What to produce
Skip every image and restate the data word for word.

Material for the task
------------

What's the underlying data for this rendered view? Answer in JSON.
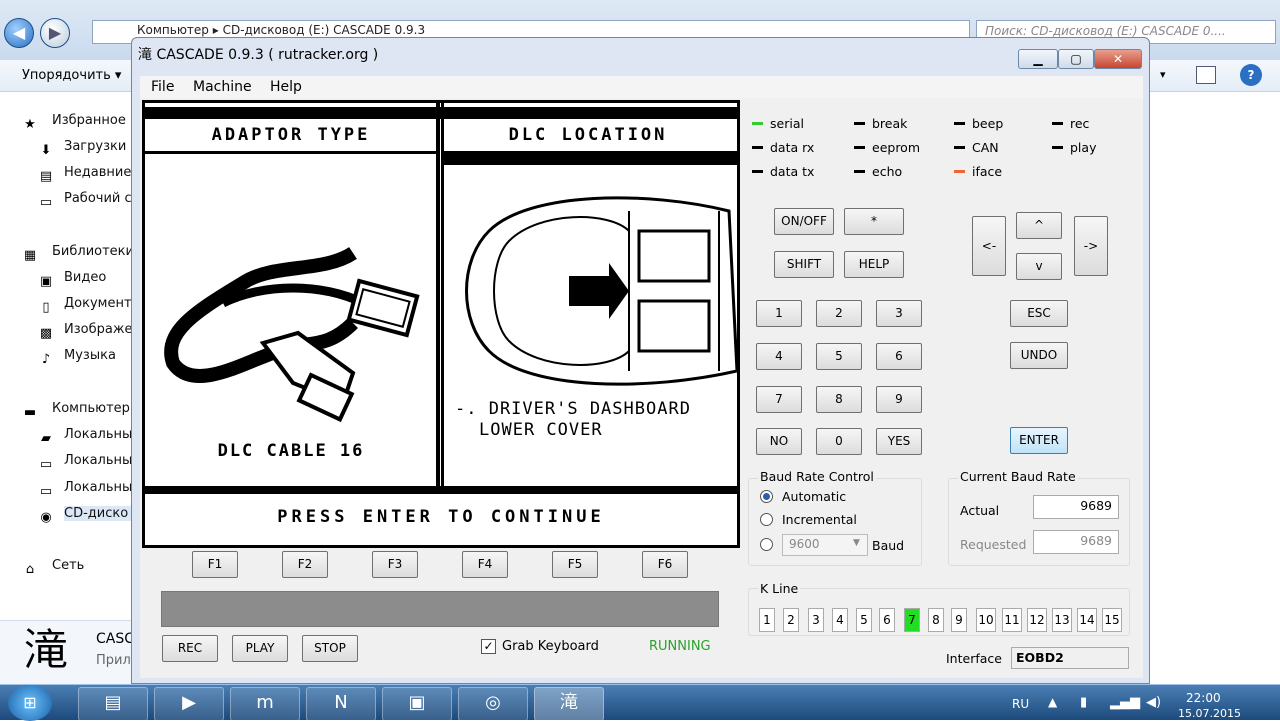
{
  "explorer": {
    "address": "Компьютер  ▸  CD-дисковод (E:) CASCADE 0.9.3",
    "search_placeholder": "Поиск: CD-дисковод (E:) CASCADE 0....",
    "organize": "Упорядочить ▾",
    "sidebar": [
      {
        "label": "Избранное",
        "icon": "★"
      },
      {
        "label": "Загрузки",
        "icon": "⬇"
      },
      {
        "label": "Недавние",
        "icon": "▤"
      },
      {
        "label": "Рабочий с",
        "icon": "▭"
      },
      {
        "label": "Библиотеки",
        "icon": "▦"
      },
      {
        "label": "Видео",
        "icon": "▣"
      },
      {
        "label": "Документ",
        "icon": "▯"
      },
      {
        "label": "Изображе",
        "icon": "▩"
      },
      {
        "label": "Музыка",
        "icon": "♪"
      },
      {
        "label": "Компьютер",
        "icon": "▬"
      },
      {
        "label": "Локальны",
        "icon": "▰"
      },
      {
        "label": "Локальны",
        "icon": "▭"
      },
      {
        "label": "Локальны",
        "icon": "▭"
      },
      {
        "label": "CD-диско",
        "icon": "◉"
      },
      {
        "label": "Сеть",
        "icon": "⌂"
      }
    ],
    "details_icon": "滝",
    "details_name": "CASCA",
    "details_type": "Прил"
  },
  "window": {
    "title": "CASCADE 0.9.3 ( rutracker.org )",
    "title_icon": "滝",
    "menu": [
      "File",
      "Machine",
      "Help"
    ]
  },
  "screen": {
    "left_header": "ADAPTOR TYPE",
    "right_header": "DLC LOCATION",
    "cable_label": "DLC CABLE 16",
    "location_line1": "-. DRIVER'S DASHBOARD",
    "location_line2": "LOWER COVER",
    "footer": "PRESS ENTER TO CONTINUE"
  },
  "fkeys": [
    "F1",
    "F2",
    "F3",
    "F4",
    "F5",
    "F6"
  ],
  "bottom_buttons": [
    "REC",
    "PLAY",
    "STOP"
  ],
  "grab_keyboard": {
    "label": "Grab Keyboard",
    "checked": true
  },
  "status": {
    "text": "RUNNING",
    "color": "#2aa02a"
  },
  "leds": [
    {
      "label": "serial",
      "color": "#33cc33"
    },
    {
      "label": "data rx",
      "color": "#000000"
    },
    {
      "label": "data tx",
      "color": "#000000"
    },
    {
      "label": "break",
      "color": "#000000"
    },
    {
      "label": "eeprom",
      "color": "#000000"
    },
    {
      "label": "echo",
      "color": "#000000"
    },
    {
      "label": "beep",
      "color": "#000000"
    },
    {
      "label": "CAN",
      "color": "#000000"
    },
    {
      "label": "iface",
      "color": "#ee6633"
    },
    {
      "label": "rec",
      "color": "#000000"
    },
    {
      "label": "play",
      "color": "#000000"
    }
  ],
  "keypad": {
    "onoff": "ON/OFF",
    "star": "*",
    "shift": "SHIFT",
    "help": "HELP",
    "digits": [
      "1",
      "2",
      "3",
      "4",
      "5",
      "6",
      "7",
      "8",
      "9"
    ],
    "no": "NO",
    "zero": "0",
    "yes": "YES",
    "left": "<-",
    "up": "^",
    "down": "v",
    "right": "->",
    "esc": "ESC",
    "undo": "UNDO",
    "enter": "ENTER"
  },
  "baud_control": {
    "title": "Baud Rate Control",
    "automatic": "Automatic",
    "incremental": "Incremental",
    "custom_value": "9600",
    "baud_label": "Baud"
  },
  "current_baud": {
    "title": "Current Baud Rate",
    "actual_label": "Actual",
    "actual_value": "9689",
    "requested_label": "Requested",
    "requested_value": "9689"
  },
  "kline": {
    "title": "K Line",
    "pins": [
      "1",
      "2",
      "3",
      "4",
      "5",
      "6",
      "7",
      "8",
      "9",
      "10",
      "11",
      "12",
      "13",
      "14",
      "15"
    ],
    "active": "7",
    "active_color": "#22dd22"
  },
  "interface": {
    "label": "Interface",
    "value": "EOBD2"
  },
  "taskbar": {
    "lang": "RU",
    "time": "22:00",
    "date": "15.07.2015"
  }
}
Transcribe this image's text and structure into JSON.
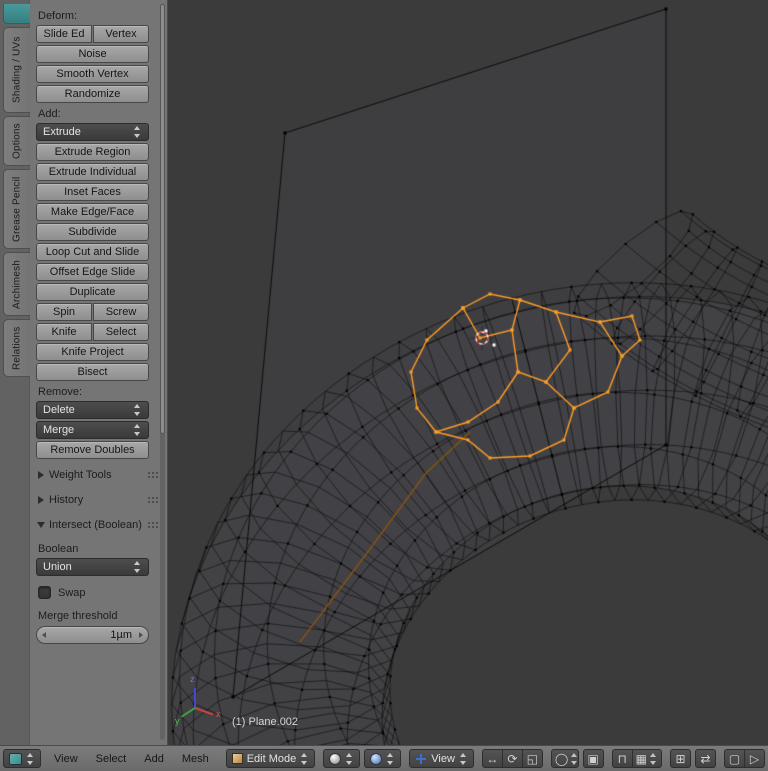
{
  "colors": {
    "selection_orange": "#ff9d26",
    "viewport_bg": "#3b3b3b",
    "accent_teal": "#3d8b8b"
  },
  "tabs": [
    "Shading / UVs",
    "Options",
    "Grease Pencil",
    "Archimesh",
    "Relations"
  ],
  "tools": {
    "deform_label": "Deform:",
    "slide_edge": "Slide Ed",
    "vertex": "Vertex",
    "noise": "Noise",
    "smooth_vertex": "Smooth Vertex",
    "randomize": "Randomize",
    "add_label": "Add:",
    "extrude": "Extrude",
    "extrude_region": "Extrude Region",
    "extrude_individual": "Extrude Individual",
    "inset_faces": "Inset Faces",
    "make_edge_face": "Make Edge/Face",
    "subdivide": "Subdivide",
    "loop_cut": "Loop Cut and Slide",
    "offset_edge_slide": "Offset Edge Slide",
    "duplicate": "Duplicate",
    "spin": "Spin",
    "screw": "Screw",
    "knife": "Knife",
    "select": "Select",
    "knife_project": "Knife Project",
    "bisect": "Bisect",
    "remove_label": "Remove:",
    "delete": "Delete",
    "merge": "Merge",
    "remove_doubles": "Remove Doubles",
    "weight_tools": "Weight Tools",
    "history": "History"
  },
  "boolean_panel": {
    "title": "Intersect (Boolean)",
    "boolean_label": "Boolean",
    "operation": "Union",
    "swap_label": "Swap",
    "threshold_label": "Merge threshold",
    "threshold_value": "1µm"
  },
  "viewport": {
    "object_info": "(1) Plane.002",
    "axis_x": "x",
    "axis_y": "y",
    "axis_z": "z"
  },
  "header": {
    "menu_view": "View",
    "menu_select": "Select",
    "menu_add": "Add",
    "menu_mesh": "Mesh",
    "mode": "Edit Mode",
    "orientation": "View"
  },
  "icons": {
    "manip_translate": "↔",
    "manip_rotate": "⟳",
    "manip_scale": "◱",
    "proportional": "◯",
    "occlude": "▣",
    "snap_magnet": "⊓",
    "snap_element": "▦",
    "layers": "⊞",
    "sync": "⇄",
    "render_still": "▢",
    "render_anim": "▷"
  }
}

------------

Answer to the task
What's the underlying data for this rendered view? Answer in JSON.
{
  "explorer": {
    "address": "Компьютер  ▸  CD-дисковод (E:) CASCADE 0.9.3",
    "search_placeholder": "Поиск: CD-дисковод (E:) CASCADE 0....",
    "organize": "Упорядочить ▾",
    "sidebar": [
      {
        "label": "Избранное",
        "icon": "★"
      },
      {
        "label": "Загрузки",
        "icon": "⬇"
      },
      {
        "label": "Недавние",
        "icon": "▤"
      },
      {
        "label": "Рабочий с",
        "icon": "▭"
      },
      {
        "label": "Библиотеки",
        "icon": "▦"
      },
      {
        "label": "Видео",
        "icon": "▣"
      },
      {
        "label": "Документ",
        "icon": "▯"
      },
      {
        "label": "Изображе",
        "icon": "▩"
      },
      {
        "label": "Музыка",
        "icon": "♪"
      },
      {
        "label": "Компьютер",
        "icon": "▬"
      },
      {
        "label": "Локальны",
        "icon": "▰"
      },
      {
        "label": "Локальны",
        "icon": "▭"
      },
      {
        "label": "Локальны",
        "icon": "▭"
      },
      {
        "label": "CD-диско",
        "icon": "◉"
      },
      {
        "label": "Сеть",
        "icon": "⌂"
      }
    ],
    "details_icon": "滝",
    "details_name": "CASCA",
    "details_type": "Прил"
  },
  "window": {
    "title": "CASCADE 0.9.3 ( rutracker.org )",
    "title_icon": "滝",
    "menu": [
      "File",
      "Machine",
      "Help"
    ]
  },
  "screen": {
    "left_header": "ADAPTOR TYPE",
    "right_header": "DLC LOCATION",
    "cable_label": "DLC CABLE 16",
    "location_line1": "-. DRIVER'S DASHBOARD",
    "location_line2": "LOWER COVER",
    "footer": "PRESS ENTER TO CONTINUE"
  },
  "fkeys": [
    "F1",
    "F2",
    "F3",
    "F4",
    "F5",
    "F6"
  ],
  "bottom_buttons": [
    "REC",
    "PLAY",
    "STOP"
  ],
  "grab_keyboard": {
    "label": "Grab Keyboard",
    "checked": true
  },
  "status": {
    "text": "RUNNING",
    "color": "#2aa02a"
  },
  "leds": [
    {
      "label": "serial",
      "color": "#33cc33"
    },
    {
      "label": "data rx",
      "color": "#000000"
    },
    {
      "label": "data tx",
      "color": "#000000"
    },
    {
      "label": "break",
      "color": "#000000"
    },
    {
      "label": "eeprom",
      "color": "#000000"
    },
    {
      "label": "echo",
      "color": "#000000"
    },
    {
      "label": "beep",
      "color": "#000000"
    },
    {
      "label": "CAN",
      "color": "#000000"
    },
    {
      "label": "iface",
      "color": "#ee6633"
    },
    {
      "label": "rec",
      "color": "#000000"
    },
    {
      "label": "play",
      "color": "#000000"
    }
  ],
  "keypad": {
    "onoff": "ON/OFF",
    "star": "*",
    "shift": "SHIFT",
    "help": "HELP",
    "digits": [
      "1",
      "2",
      "3",
      "4",
      "5",
      "6",
      "7",
      "8",
      "9"
    ],
    "no": "NO",
    "zero": "0",
    "yes": "YES",
    "left": "<-",
    "up": "^",
    "down": "v",
    "right": "->",
    "esc": "ESC",
    "undo": "UNDO",
    "enter": "ENTER"
  },
  "baud_control": {
    "title": "Baud Rate Control",
    "automatic": "Automatic",
    "incremental": "Incremental",
    "custom_value": "9600",
    "baud_label": "Baud"
  },
  "current_baud": {
    "title": "Current Baud Rate",
    "actual_label": "Actual",
    "actual_value": "9689",
    "requested_label": "Requested",
    "requested_value": "9689"
  },
  "kline": {
    "title": "K Line",
    "pins": [
      "1",
      "2",
      "3",
      "4",
      "5",
      "6",
      "7",
      "8",
      "9",
      "10",
      "11",
      "12",
      "13",
      "14",
      "15"
    ],
    "active": "7",
    "active_color": "#22dd22"
  },
  "interface": {
    "label": "Interface",
    "value": "EOBD2"
  },
  "taskbar": {
    "lang": "RU",
    "time": "22:00",
    "date": "15.07.2015"
  }
}
Transcribe this image's text and structure into JSON.
{
  "colors": {
    "selection_orange": "#ff9d26",
    "viewport_bg": "#3b3b3b",
    "accent_teal": "#3d8b8b"
  },
  "tabs": [
    "Shading / UVs",
    "Options",
    "Grease Pencil",
    "Archimesh",
    "Relations"
  ],
  "tools": {
    "deform_label": "Deform:",
    "slide_edge": "Slide Ed",
    "vertex": "Vertex",
    "noise": "Noise",
    "smooth_vertex": "Smooth Vertex",
    "randomize": "Randomize",
    "add_label": "Add:",
    "extrude": "Extrude",
    "extrude_region": "Extrude Region",
    "extrude_individual": "Extrude Individual",
    "inset_faces": "Inset Faces",
    "make_edge_face": "Make Edge/Face",
    "subdivide": "Subdivide",
    "loop_cut": "Loop Cut and Slide",
    "offset_edge_slide": "Offset Edge Slide",
    "duplicate": "Duplicate",
    "spin": "Spin",
    "screw": "Screw",
    "knife": "Knife",
    "select": "Select",
    "knife_project": "Knife Project",
    "bisect": "Bisect",
    "remove_label": "Remove:",
    "delete": "Delete",
    "merge": "Merge",
    "remove_doubles": "Remove Doubles",
    "weight_tools": "Weight Tools",
    "history": "History"
  },
  "boolean_panel": {
    "title": "Intersect (Boolean)",
    "boolean_label": "Boolean",
    "operation": "Union",
    "swap_label": "Swap",
    "threshold_label": "Merge threshold",
    "threshold_value": "1µm"
  },
  "viewport": {
    "object_info": "(1) Plane.002",
    "axis_x": "x",
    "axis_y": "y",
    "axis_z": "z"
  },
  "header": {
    "menu_view": "View",
    "menu_select": "Select",
    "menu_add": "Add",
    "menu_mesh": "Mesh",
    "mode": "Edit Mode",
    "orientation": "View"
  },
  "icons": {
    "manip_translate": "↔",
    "manip_rotate": "⟳",
    "manip_scale": "◱",
    "proportional": "◯",
    "occlude": "▣",
    "snap_magnet": "⊓",
    "snap_element": "▦",
    "layers": "⊞",
    "sync": "⇄",
    "render_still": "▢",
    "render_anim": "▷"
  }
}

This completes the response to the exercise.